GIVEN PROBLEM: Each entry below should be echoed exactly, with pictures omitted.

[START OF GIVEN ENTRIES]

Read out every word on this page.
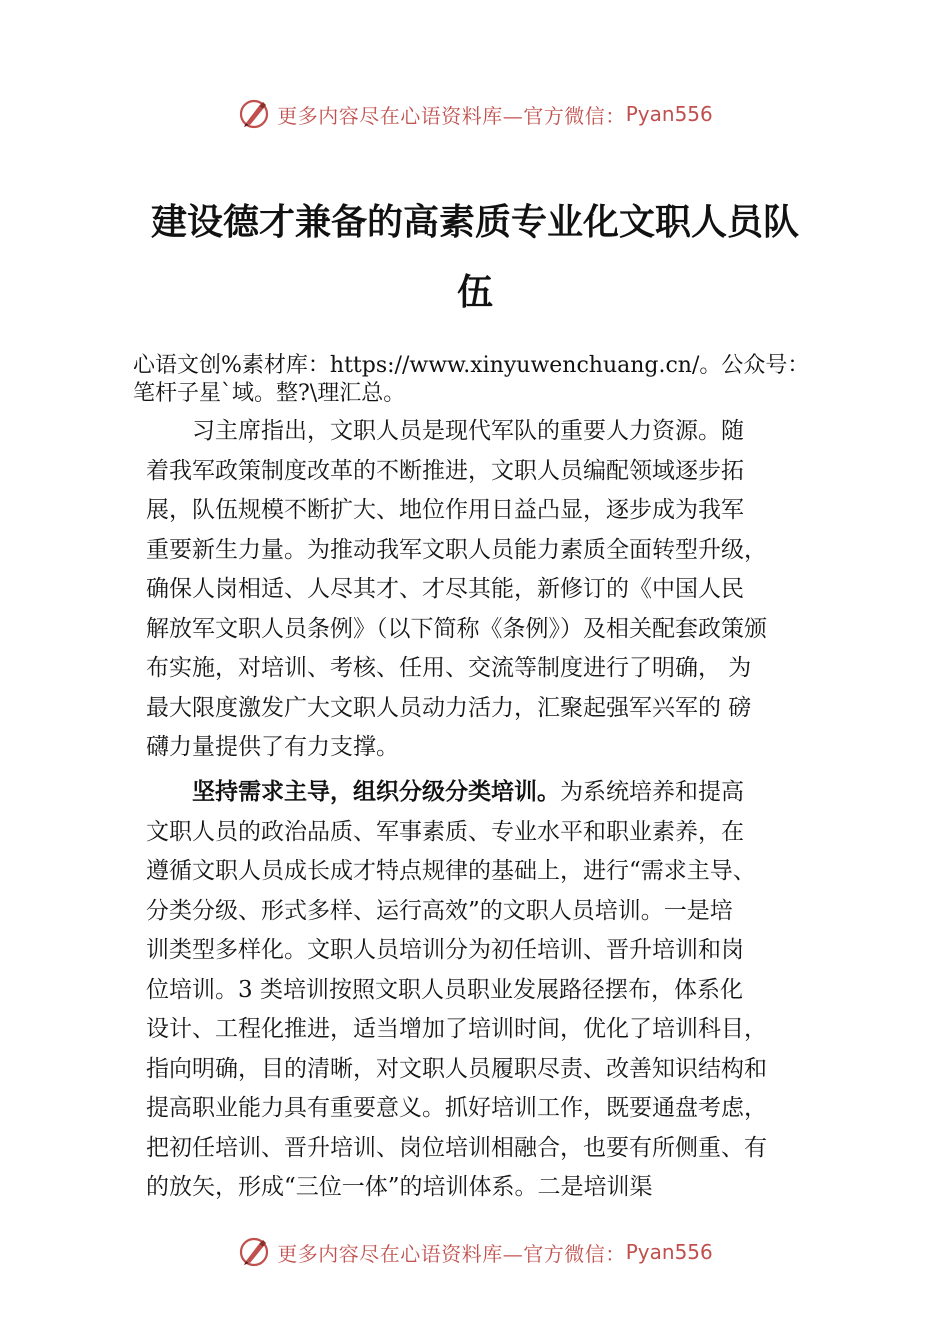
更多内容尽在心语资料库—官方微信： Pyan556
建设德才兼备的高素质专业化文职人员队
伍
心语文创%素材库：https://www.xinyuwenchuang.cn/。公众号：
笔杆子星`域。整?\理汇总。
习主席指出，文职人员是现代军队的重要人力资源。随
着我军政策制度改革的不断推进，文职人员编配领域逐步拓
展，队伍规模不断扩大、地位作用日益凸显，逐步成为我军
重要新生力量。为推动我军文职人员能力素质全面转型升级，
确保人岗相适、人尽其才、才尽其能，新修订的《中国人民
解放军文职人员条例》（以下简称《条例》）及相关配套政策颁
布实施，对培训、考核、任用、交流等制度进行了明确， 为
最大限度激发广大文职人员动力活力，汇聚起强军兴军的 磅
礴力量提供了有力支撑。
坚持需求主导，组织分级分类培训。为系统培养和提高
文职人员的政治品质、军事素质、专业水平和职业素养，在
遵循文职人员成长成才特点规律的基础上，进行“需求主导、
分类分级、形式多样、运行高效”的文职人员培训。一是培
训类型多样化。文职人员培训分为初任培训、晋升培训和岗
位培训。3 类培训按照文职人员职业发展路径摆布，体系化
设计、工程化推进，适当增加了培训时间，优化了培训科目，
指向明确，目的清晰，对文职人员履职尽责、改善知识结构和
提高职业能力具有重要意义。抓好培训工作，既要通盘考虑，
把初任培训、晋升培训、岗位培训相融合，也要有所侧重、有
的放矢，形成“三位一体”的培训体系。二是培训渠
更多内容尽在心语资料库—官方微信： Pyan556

[END OF GIVEN ENTRIES]

CORRECT OUTPUT:
Read out every word on this page.
更多内容尽在心语资料库—官方微信： Pyan556
建设德才兼备的高素质专业化文职人员队
伍
心语文创%素材库：https://www.xinyuwenchuang.cn/。公众号：
笔杆子星`域。整?\理汇总。
习主席指出，文职人员是现代军队的重要人力资源。随
着我军政策制度改革的不断推进，文职人员编配领域逐步拓
展，队伍规模不断扩大、地位作用日益凸显，逐步成为我军
重要新生力量。为推动我军文职人员能力素质全面转型升级，
确保人岗相适、人尽其才、才尽其能，新修订的《中国人民
解放军文职人员条例》（以下简称《条例》）及相关配套政策颁
布实施，对培训、考核、任用、交流等制度进行了明确， 为
最大限度激发广大文职人员动力活力，汇聚起强军兴军的 磅
礴力量提供了有力支撑。
坚持需求主导，组织分级分类培训。为系统培养和提高
文职人员的政治品质、军事素质、专业水平和职业素养，在
遵循文职人员成长成才特点规律的基础上，进行“需求主导、
分类分级、形式多样、运行高效”的文职人员培训。一是培
训类型多样化。文职人员培训分为初任培训、晋升培训和岗
位培训。3 类培训按照文职人员职业发展路径摆布，体系化
设计、工程化推进，适当增加了培训时间，优化了培训科目，
指向明确，目的清晰，对文职人员履职尽责、改善知识结构和
提高职业能力具有重要意义。抓好培训工作，既要通盘考虑，
把初任培训、晋升培训、岗位培训相融合，也要有所侧重、有
的放矢，形成“三位一体”的培训体系。二是培训渠
更多内容尽在心语资料库—官方微信： Pyan556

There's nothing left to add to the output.